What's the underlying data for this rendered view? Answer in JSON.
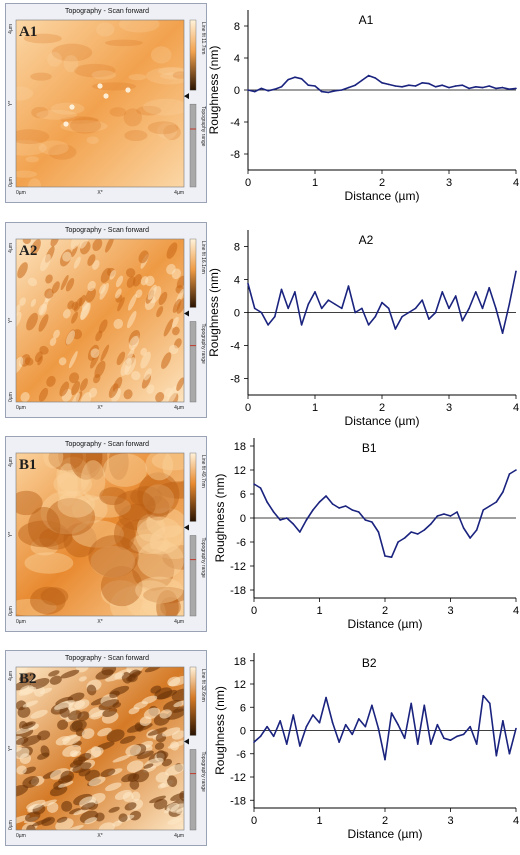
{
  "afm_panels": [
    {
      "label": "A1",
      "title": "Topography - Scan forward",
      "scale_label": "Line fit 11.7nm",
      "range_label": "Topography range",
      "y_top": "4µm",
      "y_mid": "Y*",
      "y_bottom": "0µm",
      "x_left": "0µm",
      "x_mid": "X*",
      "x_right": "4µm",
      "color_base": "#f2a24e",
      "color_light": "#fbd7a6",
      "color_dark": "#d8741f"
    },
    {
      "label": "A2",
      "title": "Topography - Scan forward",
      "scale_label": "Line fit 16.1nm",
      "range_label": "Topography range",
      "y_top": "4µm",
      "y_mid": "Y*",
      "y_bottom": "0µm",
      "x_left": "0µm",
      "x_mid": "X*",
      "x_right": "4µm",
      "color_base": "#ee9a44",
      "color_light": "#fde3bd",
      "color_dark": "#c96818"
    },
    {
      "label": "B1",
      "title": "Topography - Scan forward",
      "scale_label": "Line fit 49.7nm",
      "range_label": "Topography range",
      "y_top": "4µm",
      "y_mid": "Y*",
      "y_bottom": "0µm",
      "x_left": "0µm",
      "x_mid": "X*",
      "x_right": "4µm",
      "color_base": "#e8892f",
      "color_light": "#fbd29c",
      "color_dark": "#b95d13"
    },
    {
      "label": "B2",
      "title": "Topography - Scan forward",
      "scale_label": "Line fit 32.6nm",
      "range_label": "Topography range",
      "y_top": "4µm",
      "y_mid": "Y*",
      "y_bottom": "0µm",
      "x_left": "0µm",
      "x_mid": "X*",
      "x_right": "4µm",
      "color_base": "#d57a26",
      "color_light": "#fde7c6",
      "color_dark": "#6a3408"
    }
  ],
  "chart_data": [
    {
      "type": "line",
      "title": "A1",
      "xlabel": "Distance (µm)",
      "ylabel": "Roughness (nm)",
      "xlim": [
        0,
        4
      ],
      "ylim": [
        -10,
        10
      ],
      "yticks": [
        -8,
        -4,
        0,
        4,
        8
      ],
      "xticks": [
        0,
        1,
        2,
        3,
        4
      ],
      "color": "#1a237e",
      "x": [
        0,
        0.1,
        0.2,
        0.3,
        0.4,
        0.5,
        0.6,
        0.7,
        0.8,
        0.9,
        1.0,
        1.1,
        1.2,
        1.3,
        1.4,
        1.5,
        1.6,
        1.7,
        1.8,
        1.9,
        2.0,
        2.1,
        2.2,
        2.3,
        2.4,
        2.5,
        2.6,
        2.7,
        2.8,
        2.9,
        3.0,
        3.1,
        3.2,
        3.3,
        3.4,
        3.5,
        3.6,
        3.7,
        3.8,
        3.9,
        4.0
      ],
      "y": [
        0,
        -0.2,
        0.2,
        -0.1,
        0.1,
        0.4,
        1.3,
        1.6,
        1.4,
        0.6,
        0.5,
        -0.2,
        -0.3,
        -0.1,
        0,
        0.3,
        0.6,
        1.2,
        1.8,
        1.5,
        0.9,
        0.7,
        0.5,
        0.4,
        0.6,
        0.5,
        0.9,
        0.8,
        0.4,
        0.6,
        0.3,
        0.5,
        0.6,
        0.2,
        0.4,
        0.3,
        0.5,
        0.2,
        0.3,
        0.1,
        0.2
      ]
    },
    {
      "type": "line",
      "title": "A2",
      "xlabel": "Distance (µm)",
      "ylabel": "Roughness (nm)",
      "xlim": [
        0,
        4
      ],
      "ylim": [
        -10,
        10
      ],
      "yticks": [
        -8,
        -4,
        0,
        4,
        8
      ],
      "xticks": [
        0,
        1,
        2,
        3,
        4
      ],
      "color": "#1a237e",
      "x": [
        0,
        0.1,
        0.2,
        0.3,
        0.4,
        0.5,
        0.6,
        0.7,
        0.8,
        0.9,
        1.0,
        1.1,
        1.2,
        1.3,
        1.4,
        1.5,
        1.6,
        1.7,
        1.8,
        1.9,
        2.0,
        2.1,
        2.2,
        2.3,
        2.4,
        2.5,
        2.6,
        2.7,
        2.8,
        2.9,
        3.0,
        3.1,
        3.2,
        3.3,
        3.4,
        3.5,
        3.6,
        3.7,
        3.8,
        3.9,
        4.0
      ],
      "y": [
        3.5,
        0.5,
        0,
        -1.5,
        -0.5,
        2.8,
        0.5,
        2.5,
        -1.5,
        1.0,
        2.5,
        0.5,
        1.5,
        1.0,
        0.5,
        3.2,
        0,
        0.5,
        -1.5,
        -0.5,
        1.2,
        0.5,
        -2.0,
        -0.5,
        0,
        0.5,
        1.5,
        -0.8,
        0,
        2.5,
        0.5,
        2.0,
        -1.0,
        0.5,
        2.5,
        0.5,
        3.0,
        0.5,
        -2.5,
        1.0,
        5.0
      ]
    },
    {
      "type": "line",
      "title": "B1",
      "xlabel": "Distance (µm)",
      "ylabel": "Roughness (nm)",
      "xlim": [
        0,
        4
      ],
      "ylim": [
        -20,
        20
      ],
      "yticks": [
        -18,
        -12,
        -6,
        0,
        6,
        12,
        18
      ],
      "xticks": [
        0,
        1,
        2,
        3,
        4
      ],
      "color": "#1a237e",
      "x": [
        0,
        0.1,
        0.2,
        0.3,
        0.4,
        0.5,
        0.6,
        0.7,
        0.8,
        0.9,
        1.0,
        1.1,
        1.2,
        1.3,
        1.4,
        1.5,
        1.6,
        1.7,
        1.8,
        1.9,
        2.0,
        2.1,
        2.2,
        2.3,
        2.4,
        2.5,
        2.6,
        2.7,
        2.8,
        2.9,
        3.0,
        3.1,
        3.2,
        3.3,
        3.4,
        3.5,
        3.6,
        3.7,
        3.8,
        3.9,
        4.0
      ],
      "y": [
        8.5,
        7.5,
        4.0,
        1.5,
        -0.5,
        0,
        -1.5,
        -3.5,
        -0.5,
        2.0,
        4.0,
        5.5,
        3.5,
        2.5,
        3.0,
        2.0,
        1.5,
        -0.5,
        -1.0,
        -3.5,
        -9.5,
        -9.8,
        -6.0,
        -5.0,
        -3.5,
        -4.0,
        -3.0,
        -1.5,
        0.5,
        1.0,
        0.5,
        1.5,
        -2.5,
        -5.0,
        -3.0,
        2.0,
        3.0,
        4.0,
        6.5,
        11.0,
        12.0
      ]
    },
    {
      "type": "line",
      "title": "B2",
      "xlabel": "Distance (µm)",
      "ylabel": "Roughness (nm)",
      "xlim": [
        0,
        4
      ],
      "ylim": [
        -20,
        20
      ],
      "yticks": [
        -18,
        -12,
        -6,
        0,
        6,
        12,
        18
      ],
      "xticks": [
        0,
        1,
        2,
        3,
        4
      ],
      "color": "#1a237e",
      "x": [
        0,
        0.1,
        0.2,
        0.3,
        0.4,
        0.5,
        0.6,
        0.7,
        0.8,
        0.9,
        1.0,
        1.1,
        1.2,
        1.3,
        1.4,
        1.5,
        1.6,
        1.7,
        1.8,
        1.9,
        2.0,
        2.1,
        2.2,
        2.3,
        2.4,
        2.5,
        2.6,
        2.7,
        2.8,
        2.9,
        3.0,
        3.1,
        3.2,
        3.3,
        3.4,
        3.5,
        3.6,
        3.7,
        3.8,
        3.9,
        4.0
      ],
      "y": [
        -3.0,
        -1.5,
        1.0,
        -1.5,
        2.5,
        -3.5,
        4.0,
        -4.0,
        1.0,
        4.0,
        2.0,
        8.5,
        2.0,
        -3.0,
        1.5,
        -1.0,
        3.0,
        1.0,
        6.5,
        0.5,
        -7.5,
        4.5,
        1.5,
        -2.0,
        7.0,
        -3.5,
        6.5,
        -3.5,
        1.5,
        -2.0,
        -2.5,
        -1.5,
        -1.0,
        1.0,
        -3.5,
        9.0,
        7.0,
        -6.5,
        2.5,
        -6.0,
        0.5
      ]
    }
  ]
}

--- --- ---

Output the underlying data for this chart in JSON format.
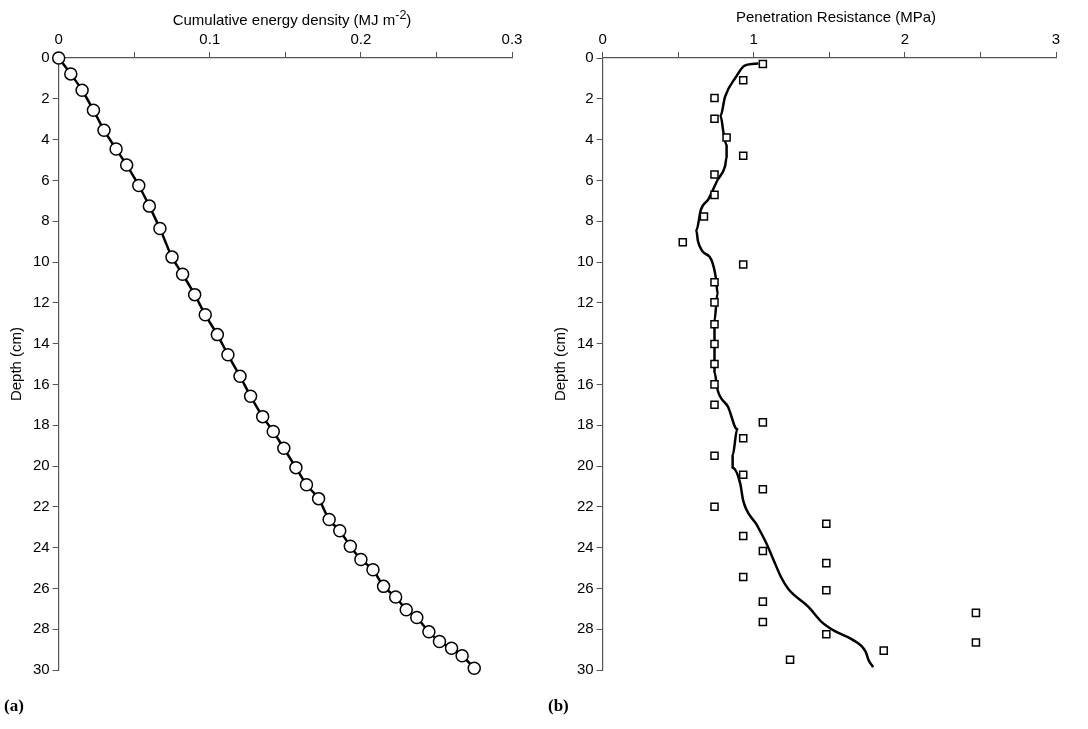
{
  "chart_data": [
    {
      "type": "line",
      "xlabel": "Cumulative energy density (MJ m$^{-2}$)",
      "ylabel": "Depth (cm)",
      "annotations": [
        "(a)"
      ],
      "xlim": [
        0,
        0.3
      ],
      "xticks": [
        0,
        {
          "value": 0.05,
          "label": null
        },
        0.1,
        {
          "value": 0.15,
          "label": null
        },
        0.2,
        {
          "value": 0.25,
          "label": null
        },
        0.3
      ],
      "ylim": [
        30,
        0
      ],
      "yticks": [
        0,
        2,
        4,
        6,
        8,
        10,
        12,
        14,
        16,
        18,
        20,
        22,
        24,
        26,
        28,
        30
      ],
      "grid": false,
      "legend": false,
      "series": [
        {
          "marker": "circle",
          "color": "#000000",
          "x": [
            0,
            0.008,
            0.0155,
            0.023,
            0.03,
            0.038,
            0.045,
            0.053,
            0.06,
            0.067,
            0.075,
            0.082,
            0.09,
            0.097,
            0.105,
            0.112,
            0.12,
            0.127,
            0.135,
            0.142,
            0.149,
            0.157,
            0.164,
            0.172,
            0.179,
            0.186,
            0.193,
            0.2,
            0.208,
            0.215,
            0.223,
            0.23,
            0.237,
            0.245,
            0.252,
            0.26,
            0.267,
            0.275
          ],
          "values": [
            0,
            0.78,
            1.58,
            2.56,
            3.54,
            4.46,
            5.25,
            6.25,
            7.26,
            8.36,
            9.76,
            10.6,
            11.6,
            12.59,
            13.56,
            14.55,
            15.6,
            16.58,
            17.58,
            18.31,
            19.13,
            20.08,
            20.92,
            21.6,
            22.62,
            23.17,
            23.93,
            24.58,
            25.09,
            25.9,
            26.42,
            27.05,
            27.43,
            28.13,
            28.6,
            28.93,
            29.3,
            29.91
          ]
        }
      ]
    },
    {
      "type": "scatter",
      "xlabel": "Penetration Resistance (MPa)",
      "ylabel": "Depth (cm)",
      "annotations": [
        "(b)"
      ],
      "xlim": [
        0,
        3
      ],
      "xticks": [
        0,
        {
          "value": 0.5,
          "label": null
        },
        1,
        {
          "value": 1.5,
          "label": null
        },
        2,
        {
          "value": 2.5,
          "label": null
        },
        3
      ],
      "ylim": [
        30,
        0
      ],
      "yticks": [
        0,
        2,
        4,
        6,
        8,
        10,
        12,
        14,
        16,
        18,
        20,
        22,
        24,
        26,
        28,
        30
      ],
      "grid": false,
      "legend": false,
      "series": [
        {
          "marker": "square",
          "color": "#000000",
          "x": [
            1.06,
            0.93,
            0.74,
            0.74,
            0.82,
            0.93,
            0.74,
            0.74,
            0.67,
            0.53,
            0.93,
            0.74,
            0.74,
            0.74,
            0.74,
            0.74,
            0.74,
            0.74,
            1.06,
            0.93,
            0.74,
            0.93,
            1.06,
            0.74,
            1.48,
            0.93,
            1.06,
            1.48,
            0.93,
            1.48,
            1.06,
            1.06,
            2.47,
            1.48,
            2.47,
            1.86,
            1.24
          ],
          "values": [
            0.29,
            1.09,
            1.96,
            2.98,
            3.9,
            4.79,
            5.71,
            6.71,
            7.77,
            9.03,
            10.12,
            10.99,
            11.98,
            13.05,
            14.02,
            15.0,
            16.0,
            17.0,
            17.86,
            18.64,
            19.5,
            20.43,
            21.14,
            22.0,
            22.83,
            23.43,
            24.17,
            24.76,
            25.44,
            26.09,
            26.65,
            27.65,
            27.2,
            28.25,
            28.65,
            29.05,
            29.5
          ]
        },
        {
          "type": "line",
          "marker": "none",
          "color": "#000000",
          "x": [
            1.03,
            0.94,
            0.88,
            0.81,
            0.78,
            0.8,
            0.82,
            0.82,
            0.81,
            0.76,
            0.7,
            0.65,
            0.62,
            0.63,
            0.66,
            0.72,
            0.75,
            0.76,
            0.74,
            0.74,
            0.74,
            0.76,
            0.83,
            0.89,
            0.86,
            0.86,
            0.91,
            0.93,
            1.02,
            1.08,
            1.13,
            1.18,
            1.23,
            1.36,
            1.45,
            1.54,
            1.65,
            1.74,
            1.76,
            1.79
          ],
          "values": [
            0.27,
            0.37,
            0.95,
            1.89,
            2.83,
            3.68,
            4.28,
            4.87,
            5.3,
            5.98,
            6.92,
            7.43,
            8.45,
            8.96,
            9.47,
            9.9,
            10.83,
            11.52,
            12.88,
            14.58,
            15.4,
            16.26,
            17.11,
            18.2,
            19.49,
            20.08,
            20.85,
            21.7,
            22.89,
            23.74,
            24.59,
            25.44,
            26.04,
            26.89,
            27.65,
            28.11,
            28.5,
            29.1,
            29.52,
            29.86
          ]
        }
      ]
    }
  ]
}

--- --- ---

◆ Stated problem: Of the lines in the entries, how many include the word "underlying"? State only the number.

◆ Completed task: 2